> _EXERCISE AIM_:
Extract every line of the material below verbatim, keeping the original order, spacing and punctuation.

> _EXTRACTED RECORDS_:
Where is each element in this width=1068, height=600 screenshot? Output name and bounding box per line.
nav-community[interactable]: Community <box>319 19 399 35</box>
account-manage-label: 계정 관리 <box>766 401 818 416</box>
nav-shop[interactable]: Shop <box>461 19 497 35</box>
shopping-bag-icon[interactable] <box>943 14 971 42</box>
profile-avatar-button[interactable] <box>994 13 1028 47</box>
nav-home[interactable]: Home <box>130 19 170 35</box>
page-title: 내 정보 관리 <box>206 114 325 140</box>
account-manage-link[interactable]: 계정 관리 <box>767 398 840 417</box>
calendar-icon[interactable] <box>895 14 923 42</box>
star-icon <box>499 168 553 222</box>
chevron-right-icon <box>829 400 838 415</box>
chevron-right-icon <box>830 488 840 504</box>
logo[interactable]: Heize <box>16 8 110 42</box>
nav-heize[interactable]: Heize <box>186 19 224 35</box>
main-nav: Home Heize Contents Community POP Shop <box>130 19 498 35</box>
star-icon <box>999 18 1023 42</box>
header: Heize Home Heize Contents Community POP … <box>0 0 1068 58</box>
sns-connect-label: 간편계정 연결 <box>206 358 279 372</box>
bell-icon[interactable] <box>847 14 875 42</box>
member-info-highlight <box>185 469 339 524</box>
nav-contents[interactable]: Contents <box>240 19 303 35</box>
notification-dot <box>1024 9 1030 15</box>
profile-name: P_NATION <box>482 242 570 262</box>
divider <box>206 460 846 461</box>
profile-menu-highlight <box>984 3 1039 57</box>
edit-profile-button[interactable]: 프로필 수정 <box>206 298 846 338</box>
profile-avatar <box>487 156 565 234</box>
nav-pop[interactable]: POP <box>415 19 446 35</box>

> _RESPONSE_:
Where is each element in this width=1068, height=600 screenshot? Output name and bounding box per line.
nav-community[interactable]: Community <box>319 19 399 35</box>
account-manage-label: 계정 관리 <box>766 401 818 416</box>
nav-shop[interactable]: Shop <box>461 19 497 35</box>
shopping-bag-icon[interactable] <box>943 14 971 42</box>
profile-avatar-button[interactable] <box>994 13 1028 47</box>
nav-home[interactable]: Home <box>130 19 170 35</box>
page-title: 내 정보 관리 <box>206 114 325 140</box>
account-manage-link[interactable]: 계정 관리 <box>767 398 840 417</box>
calendar-icon[interactable] <box>895 14 923 42</box>
star-icon <box>499 168 553 222</box>
chevron-right-icon <box>829 400 838 415</box>
chevron-right-icon <box>830 488 840 504</box>
logo[interactable]: Heize <box>16 8 110 42</box>
nav-heize[interactable]: Heize <box>186 19 224 35</box>
main-nav: Home Heize Contents Community POP Shop <box>130 19 498 35</box>
star-icon <box>999 18 1023 42</box>
header: Heize Home Heize Contents Community POP … <box>0 0 1068 58</box>
sns-connect-label: 간편계정 연결 <box>206 358 279 372</box>
bell-icon[interactable] <box>847 14 875 42</box>
member-info-highlight <box>185 469 339 524</box>
nav-contents[interactable]: Contents <box>240 19 303 35</box>
notification-dot <box>1024 9 1030 15</box>
profile-name: P_NATION <box>482 242 570 262</box>
divider <box>206 460 846 461</box>
profile-menu-highlight <box>984 3 1039 57</box>
edit-profile-button[interactable]: 프로필 수정 <box>206 298 846 338</box>
profile-avatar <box>487 156 565 234</box>
nav-pop[interactable]: POP <box>415 19 446 35</box>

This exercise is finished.